A line counts if it contains the string "Enterprise"; say how many such lines there are, giving only the number.

____

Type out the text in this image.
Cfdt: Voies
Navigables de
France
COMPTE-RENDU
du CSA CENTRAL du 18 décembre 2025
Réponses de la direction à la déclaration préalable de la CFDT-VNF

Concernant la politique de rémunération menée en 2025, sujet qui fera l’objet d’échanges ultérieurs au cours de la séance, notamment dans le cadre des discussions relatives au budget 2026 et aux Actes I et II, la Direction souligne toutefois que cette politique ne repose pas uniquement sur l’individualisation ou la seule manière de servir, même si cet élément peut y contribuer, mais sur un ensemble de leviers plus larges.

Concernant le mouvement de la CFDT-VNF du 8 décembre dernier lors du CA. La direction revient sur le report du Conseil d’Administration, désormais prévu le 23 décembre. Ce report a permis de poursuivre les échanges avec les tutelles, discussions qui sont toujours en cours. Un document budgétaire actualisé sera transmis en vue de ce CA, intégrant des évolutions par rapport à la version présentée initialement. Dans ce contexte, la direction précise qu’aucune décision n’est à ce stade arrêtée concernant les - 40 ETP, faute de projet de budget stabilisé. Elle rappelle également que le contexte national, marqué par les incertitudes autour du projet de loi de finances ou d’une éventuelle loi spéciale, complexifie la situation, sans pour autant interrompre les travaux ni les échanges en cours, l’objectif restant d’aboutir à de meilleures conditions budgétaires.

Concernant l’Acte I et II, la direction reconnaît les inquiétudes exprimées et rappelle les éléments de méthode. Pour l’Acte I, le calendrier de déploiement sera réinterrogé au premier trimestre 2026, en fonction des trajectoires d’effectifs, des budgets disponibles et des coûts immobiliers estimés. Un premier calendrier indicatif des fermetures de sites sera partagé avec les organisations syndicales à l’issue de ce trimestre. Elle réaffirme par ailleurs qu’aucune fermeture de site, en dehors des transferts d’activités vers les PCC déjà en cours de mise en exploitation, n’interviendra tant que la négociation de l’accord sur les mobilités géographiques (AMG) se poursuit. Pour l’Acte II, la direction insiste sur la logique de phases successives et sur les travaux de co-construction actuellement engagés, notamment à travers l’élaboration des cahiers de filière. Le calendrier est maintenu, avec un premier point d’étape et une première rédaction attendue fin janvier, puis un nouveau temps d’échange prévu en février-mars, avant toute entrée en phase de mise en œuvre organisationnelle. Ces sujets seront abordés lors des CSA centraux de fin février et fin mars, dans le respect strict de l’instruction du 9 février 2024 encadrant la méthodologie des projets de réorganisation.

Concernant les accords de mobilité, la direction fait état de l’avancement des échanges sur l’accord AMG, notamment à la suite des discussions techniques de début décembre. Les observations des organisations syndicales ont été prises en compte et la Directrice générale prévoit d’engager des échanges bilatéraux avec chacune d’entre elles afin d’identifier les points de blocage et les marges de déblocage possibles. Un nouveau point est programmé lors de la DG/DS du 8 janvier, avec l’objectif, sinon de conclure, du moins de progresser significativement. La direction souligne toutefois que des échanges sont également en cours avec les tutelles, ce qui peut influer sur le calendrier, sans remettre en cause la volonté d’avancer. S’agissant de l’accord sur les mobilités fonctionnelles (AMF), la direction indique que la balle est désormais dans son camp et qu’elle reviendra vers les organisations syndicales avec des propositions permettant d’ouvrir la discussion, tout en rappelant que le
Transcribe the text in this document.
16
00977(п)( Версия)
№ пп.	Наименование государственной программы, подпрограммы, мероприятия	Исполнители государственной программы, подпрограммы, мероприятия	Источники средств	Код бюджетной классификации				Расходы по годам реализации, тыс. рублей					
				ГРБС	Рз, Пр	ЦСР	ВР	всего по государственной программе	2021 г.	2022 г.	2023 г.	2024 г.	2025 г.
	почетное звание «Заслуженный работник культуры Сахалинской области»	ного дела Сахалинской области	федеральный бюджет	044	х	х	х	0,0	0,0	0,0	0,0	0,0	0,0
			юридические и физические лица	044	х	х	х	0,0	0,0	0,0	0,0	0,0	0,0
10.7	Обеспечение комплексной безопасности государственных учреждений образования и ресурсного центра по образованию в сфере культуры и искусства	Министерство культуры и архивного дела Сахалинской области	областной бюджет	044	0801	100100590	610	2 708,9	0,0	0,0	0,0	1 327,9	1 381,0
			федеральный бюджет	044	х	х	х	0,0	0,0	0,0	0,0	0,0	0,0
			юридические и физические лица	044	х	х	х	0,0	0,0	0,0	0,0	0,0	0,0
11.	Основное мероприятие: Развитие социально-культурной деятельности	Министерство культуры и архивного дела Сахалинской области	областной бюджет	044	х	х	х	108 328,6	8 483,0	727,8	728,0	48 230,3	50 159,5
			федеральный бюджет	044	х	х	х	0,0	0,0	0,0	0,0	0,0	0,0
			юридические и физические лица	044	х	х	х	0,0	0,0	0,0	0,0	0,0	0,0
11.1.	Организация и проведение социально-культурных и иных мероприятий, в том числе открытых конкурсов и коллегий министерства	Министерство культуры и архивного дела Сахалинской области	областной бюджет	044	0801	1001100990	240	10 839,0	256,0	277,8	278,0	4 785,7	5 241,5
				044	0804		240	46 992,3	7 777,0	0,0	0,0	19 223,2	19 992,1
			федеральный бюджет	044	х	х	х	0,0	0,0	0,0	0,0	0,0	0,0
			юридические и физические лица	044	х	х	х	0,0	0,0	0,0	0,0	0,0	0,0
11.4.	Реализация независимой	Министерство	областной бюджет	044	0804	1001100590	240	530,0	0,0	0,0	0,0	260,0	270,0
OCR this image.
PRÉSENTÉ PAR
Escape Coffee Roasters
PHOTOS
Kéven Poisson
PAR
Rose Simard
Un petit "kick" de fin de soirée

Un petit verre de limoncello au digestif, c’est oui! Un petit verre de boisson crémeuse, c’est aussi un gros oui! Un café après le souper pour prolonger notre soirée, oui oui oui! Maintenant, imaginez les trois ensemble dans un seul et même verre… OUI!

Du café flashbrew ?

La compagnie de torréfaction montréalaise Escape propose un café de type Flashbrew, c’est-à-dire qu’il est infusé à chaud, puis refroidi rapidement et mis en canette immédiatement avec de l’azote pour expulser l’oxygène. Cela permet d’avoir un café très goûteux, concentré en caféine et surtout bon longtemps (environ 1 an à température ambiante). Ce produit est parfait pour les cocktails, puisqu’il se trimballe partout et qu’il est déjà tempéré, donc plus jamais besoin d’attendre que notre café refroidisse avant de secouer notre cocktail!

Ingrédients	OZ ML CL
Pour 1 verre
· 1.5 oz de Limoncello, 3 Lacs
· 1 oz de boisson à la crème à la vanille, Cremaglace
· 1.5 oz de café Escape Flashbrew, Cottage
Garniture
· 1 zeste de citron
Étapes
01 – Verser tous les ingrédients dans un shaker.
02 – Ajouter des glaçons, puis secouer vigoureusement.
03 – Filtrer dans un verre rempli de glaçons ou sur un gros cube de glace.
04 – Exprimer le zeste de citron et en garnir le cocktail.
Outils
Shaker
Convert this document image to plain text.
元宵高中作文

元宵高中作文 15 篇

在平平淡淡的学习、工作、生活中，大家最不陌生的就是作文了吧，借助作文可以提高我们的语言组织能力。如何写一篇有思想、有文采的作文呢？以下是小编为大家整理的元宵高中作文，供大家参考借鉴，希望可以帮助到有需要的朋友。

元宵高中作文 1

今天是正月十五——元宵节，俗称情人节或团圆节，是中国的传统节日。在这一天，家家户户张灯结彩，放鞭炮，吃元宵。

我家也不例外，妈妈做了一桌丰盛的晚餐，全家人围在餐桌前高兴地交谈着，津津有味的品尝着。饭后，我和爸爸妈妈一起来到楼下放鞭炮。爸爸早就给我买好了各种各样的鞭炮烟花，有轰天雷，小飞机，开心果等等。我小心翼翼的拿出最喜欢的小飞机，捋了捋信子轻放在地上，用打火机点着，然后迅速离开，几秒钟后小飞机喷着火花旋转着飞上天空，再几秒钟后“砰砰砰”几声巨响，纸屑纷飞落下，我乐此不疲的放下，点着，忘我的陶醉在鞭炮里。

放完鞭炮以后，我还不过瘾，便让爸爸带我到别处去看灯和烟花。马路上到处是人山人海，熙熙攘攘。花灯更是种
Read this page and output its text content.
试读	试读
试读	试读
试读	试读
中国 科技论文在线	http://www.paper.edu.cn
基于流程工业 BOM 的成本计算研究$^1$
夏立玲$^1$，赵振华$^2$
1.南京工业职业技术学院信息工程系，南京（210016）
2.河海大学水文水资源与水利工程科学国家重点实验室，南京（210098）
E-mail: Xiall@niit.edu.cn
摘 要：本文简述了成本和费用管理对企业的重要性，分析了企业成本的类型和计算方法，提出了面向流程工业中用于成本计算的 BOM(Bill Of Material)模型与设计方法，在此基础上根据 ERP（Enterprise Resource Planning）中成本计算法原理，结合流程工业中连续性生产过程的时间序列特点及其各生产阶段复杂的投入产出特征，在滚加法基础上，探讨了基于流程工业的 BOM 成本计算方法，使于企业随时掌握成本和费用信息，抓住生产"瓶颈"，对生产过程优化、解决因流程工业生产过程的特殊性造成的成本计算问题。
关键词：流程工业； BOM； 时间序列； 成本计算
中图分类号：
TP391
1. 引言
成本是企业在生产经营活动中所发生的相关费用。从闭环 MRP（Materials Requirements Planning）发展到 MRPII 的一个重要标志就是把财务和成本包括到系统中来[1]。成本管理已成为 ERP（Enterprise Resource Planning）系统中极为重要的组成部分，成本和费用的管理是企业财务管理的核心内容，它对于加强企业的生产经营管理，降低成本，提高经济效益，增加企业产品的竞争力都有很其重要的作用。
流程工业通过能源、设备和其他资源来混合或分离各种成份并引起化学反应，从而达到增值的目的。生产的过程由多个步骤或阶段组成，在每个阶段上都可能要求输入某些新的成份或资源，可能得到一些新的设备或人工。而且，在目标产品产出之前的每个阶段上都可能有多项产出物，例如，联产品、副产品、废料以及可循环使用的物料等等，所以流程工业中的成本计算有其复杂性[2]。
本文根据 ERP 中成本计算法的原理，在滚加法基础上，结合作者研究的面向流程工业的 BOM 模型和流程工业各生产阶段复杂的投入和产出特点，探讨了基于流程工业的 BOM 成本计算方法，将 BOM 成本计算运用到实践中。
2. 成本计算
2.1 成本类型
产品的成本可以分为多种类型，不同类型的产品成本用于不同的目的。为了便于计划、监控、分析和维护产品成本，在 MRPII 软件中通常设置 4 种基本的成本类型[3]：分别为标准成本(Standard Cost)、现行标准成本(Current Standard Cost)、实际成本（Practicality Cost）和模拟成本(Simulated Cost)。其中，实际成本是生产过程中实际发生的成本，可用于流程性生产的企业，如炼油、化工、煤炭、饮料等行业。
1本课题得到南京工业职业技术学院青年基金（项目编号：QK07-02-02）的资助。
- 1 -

____

**Solution to this exercise:** 2